→ Stored entries

● ● ● ●

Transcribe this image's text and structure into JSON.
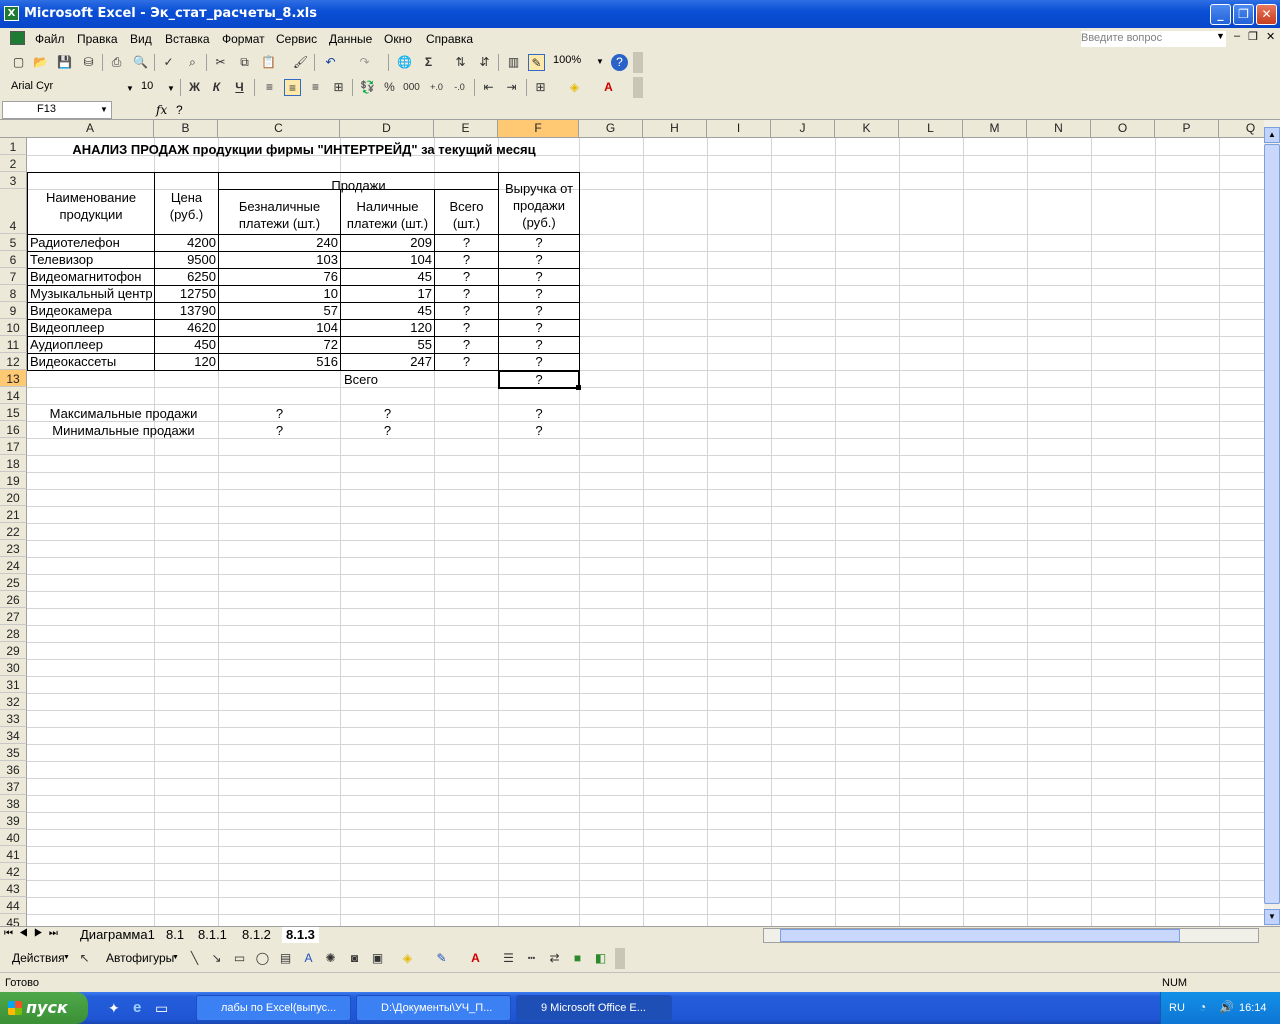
{
  "window": {
    "title": "Microsoft Excel - Эк_стат_расчеты_8.xls",
    "buttons": {
      "minimize": "_",
      "restore": "❐",
      "close": "✕"
    }
  },
  "menu": {
    "items": [
      "Файл",
      "Правка",
      "Вид",
      "Вставка",
      "Формат",
      "Сервис",
      "Данные",
      "Окно",
      "Справка"
    ],
    "help_placeholder": "Введите вопрос"
  },
  "toolbar": {
    "zoom": "100%",
    "font": "Arial Cyr",
    "size": "10",
    "bold": "Ж",
    "italic": "К",
    "underline": "Ч",
    "percent": "%",
    "thousands": "000",
    "sum": "Σ"
  },
  "formula_bar": {
    "name_box": "F13",
    "fx": "fx",
    "content": "?"
  },
  "columns": [
    "A",
    "B",
    "C",
    "D",
    "E",
    "F",
    "G",
    "H",
    "I",
    "J",
    "K",
    "L",
    "M",
    "N",
    "O",
    "P",
    "Q"
  ],
  "rows": [
    "1",
    "2",
    "3",
    "4",
    "5",
    "6",
    "7",
    "8",
    "9",
    "10",
    "11",
    "12",
    "13",
    "14",
    "15",
    "16",
    "17",
    "18",
    "19",
    "20",
    "21",
    "22",
    "23",
    "24",
    "25",
    "26",
    "27",
    "28",
    "29",
    "30",
    "31",
    "32",
    "33",
    "34",
    "35",
    "36",
    "37",
    "38",
    "39",
    "40",
    "41",
    "42",
    "43",
    "44",
    "45"
  ],
  "sheet": {
    "title": "АНАЛИЗ ПРОДАЖ продукции фирмы \"ИНТЕРТРЕЙД\" за текущий месяц",
    "headers": {
      "name": "Наименование продукции",
      "price": "Цена (руб.)",
      "sales": "Продажи",
      "cashless": "Безналичные платежи (шт.)",
      "cash": "Наличные платежи (шт.)",
      "total": "Всего (шт.)",
      "revenue": "Выручка от продажи (руб.)"
    },
    "products": [
      {
        "name": "Радиотелефон",
        "price": "4200",
        "cashless": "240",
        "cash": "209",
        "total": "?",
        "revenue": "?"
      },
      {
        "name": "Телевизор",
        "price": "9500",
        "cashless": "103",
        "cash": "104",
        "total": "?",
        "revenue": "?"
      },
      {
        "name": "Видеомагнитофон",
        "price": "6250",
        "cashless": "76",
        "cash": "45",
        "total": "?",
        "revenue": "?"
      },
      {
        "name": "Музыкальный центр",
        "price": "12750",
        "cashless": "10",
        "cash": "17",
        "total": "?",
        "revenue": "?"
      },
      {
        "name": "Видеокамера",
        "price": "13790",
        "cashless": "57",
        "cash": "45",
        "total": "?",
        "revenue": "?"
      },
      {
        "name": "Видеоплеер",
        "price": "4620",
        "cashless": "104",
        "cash": "120",
        "total": "?",
        "revenue": "?"
      },
      {
        "name": "Аудиоплеер",
        "price": "450",
        "cashless": "72",
        "cash": "55",
        "total": "?",
        "revenue": "?"
      },
      {
        "name": "Видеокассеты",
        "price": "120",
        "cashless": "516",
        "cash": "247",
        "total": "?",
        "revenue": "?"
      }
    ],
    "total_label": "Всего",
    "total_value": "?",
    "max_label": "Максимальные продажи",
    "min_label": "Минимальные продажи",
    "max_values": {
      "c": "?",
      "d": "?",
      "f": "?"
    },
    "min_values": {
      "c": "?",
      "d": "?",
      "f": "?"
    }
  },
  "tabs": [
    "Диаграмма1",
    "8.1",
    "8.1.1",
    "8.1.2",
    "8.1.3"
  ],
  "active_tab": "8.1.3",
  "drawing": {
    "actions": "Действия",
    "autoshapes": "Автофигуры"
  },
  "status": {
    "left": "Готово",
    "num": "NUM"
  },
  "taskbar": {
    "start": "пуск",
    "tasks": [
      "лабы по Excel(выпус...",
      "D:\\Документы\\УЧ_П...",
      "9 Microsoft Office E..."
    ],
    "lang": "RU",
    "time": "16:14"
  }
}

● ● ● ●

→ Task objective
Transcribe the records above exactly as they appear, leaving out any pictures.

→ Output of the exercise
Transcribe this image's text and structure into JSON.
{
  "window": {
    "title": "Microsoft Excel - Эк_стат_расчеты_8.xls",
    "buttons": {
      "minimize": "_",
      "restore": "❐",
      "close": "✕"
    }
  },
  "menu": {
    "items": [
      "Файл",
      "Правка",
      "Вид",
      "Вставка",
      "Формат",
      "Сервис",
      "Данные",
      "Окно",
      "Справка"
    ],
    "help_placeholder": "Введите вопрос"
  },
  "toolbar": {
    "zoom": "100%",
    "font": "Arial Cyr",
    "size": "10",
    "bold": "Ж",
    "italic": "К",
    "underline": "Ч",
    "percent": "%",
    "thousands": "000",
    "sum": "Σ"
  },
  "formula_bar": {
    "name_box": "F13",
    "fx": "fx",
    "content": "?"
  },
  "columns": [
    "A",
    "B",
    "C",
    "D",
    "E",
    "F",
    "G",
    "H",
    "I",
    "J",
    "K",
    "L",
    "M",
    "N",
    "O",
    "P",
    "Q"
  ],
  "rows": [
    "1",
    "2",
    "3",
    "4",
    "5",
    "6",
    "7",
    "8",
    "9",
    "10",
    "11",
    "12",
    "13",
    "14",
    "15",
    "16",
    "17",
    "18",
    "19",
    "20",
    "21",
    "22",
    "23",
    "24",
    "25",
    "26",
    "27",
    "28",
    "29",
    "30",
    "31",
    "32",
    "33",
    "34",
    "35",
    "36",
    "37",
    "38",
    "39",
    "40",
    "41",
    "42",
    "43",
    "44",
    "45"
  ],
  "sheet": {
    "title": "АНАЛИЗ ПРОДАЖ продукции фирмы \"ИНТЕРТРЕЙД\" за текущий месяц",
    "headers": {
      "name": "Наименование продукции",
      "price": "Цена (руб.)",
      "sales": "Продажи",
      "cashless": "Безналичные платежи (шт.)",
      "cash": "Наличные платежи (шт.)",
      "total": "Всего (шт.)",
      "revenue": "Выручка от продажи (руб.)"
    },
    "products": [
      {
        "name": "Радиотелефон",
        "price": "4200",
        "cashless": "240",
        "cash": "209",
        "total": "?",
        "revenue": "?"
      },
      {
        "name": "Телевизор",
        "price": "9500",
        "cashless": "103",
        "cash": "104",
        "total": "?",
        "revenue": "?"
      },
      {
        "name": "Видеомагнитофон",
        "price": "6250",
        "cashless": "76",
        "cash": "45",
        "total": "?",
        "revenue": "?"
      },
      {
        "name": "Музыкальный центр",
        "price": "12750",
        "cashless": "10",
        "cash": "17",
        "total": "?",
        "revenue": "?"
      },
      {
        "name": "Видеокамера",
        "price": "13790",
        "cashless": "57",
        "cash": "45",
        "total": "?",
        "revenue": "?"
      },
      {
        "name": "Видеоплеер",
        "price": "4620",
        "cashless": "104",
        "cash": "120",
        "total": "?",
        "revenue": "?"
      },
      {
        "name": "Аудиоплеер",
        "price": "450",
        "cashless": "72",
        "cash": "55",
        "total": "?",
        "revenue": "?"
      },
      {
        "name": "Видеокассеты",
        "price": "120",
        "cashless": "516",
        "cash": "247",
        "total": "?",
        "revenue": "?"
      }
    ],
    "total_label": "Всего",
    "total_value": "?",
    "max_label": "Максимальные продажи",
    "min_label": "Минимальные продажи",
    "max_values": {
      "c": "?",
      "d": "?",
      "f": "?"
    },
    "min_values": {
      "c": "?",
      "d": "?",
      "f": "?"
    }
  },
  "tabs": [
    "Диаграмма1",
    "8.1",
    "8.1.1",
    "8.1.2",
    "8.1.3"
  ],
  "active_tab": "8.1.3",
  "drawing": {
    "actions": "Действия",
    "autoshapes": "Автофигуры"
  },
  "status": {
    "left": "Готово",
    "num": "NUM"
  },
  "taskbar": {
    "start": "пуск",
    "tasks": [
      "лабы по Excel(выпус...",
      "D:\\Документы\\УЧ_П...",
      "9 Microsoft Office E..."
    ],
    "lang": "RU",
    "time": "16:14"
  }
}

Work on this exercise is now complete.